___ Given records ___

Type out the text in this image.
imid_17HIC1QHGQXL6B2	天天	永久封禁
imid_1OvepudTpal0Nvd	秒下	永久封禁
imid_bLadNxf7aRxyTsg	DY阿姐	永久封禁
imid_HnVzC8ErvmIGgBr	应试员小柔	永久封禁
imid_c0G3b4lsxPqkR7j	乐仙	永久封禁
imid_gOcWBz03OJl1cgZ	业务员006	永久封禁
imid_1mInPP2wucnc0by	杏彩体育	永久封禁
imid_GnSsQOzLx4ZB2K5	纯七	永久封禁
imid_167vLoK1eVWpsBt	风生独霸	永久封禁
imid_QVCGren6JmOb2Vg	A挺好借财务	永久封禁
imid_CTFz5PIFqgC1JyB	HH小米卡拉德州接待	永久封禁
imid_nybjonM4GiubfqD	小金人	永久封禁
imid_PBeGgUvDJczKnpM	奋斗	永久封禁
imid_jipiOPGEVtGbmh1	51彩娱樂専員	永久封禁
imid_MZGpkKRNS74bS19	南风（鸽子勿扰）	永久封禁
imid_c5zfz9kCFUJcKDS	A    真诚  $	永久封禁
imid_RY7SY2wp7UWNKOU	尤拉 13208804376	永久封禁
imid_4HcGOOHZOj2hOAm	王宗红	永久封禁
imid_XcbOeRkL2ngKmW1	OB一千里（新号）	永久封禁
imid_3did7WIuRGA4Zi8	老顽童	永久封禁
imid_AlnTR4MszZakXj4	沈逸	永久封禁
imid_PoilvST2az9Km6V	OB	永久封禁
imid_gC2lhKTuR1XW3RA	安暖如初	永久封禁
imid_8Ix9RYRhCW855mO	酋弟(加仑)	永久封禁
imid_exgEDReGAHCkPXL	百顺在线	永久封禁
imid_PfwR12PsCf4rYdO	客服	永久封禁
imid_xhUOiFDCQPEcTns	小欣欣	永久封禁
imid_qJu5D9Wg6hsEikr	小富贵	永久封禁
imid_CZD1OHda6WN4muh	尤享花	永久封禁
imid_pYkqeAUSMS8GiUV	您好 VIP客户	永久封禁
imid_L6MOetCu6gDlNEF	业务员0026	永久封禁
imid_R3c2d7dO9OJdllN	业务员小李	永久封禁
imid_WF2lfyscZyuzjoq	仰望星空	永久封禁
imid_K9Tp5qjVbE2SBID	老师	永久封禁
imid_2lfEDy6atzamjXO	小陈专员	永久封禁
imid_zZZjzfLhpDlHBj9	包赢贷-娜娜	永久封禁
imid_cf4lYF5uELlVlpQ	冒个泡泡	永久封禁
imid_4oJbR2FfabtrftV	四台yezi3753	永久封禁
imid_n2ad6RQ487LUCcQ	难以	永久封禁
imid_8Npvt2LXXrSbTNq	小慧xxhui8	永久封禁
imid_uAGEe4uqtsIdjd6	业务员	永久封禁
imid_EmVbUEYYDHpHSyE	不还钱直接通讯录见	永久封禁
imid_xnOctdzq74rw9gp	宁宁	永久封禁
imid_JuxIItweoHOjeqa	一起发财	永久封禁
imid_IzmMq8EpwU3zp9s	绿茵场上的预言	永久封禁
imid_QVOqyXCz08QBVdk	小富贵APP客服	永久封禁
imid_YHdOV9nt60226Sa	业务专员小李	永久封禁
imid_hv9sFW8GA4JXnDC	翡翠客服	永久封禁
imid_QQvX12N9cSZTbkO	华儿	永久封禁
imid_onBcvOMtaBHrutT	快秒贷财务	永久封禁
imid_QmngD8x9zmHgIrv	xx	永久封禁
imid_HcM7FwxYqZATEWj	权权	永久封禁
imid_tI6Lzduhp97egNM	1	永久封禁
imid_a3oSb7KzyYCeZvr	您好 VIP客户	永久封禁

___

--- Directions for this task ---
Retype every entry word for word.

--- Result below ---
Type out the text in this image.
imid_17HIC1QHGQXL6B2	天天	永久封禁
imid_1OvepudTpal0Nvd	秒下	永久封禁
imid_bLadNxf7aRxyTsg	DY阿姐	永久封禁
imid_HnVzC8ErvmIGgBr	应试员小柔	永久封禁
imid_c0G3b4lsxPqkR7j	乐仙	永久封禁
imid_gOcWBz03OJl1cgZ	业务员006	永久封禁
imid_1mInPP2wucnc0by	杏彩体育	永久封禁
imid_GnSsQOzLx4ZB2K5	纯七	永久封禁
imid_167vLoK1eVWpsBt	风生独霸	永久封禁
imid_QVCGren6JmOb2Vg	A挺好借财务	永久封禁
imid_CTFz5PIFqgC1JyB	HH小米卡拉德州接待	永久封禁
imid_nybjonM4GiubfqD	小金人	永久封禁
imid_PBeGgUvDJczKnpM	奋斗	永久封禁
imid_jipiOPGEVtGbmh1	51彩娱樂専員	永久封禁
imid_MZGpkKRNS74bS19	南风（鸽子勿扰）	永久封禁
imid_c5zfz9kCFUJcKDS	A    真诚  $	永久封禁
imid_RY7SY2wp7UWNKOU	尤拉 13208804376	永久封禁
imid_4HcGOOHZOj2hOAm	王宗红	永久封禁
imid_XcbOeRkL2ngKmW1	OB一千里（新号）	永久封禁
imid_3did7WIuRGA4Zi8	老顽童	永久封禁
imid_AlnTR4MszZakXj4	沈逸	永久封禁
imid_PoilvST2az9Km6V	OB	永久封禁
imid_gC2lhKTuR1XW3RA	安暖如初	永久封禁
imid_8Ix9RYRhCW855mO	酋弟(加仑)	永久封禁
imid_exgEDReGAHCkPXL	百顺在线	永久封禁
imid_PfwR12PsCf4rYdO	客服	永久封禁
imid_xhUOiFDCQPEcTns	小欣欣	永久封禁
imid_qJu5D9Wg6hsEikr	小富贵	永久封禁
imid_CZD1OHda6WN4muh	尤享花	永久封禁
imid_pYkqeAUSMS8GiUV	您好 VIP客户	永久封禁
imid_L6MOetCu6gDlNEF	业务员0026	永久封禁
imid_R3c2d7dO9OJdllN	业务员小李	永久封禁
imid_WF2lfyscZyuzjoq	仰望星空	永久封禁
imid_K9Tp5qjVbE2SBID	老师	永久封禁
imid_2lfEDy6atzamjXO	小陈专员	永久封禁
imid_zZZjzfLhpDlHBj9	包赢贷-娜娜	永久封禁
imid_cf4lYF5uELlVlpQ	冒个泡泡	永久封禁
imid_4oJbR2FfabtrftV	四台yezi3753	永久封禁
imid_n2ad6RQ487LUCcQ	难以	永久封禁
imid_8Npvt2LXXrSbTNq	小慧xxhui8	永久封禁
imid_uAGEe4uqtsIdjd6	业务员	永久封禁
imid_EmVbUEYYDHpHSyE	不还钱直接通讯录见	永久封禁
imid_xnOctdzq74rw9gp	宁宁	永久封禁
imid_JuxIItweoHOjeqa	一起发财	永久封禁
imid_IzmMq8EpwU3zp9s	绿茵场上的预言	永久封禁
imid_QVOqyXCz08QBVdk	小富贵APP客服	永久封禁
imid_YHdOV9nt60226Sa	业务专员小李	永久封禁
imid_hv9sFW8GA4JXnDC	翡翠客服	永久封禁
imid_QQvX12N9cSZTbkO	华儿	永久封禁
imid_onBcvOMtaBHrutT	快秒贷财务	永久封禁
imid_QmngD8x9zmHgIrv	xx	永久封禁
imid_HcM7FwxYqZATEWj	权权	永久封禁
imid_tI6Lzduhp97egNM	1	永久封禁
imid_a3oSb7KzyYCeZvr	您好 VIP客户	永久封禁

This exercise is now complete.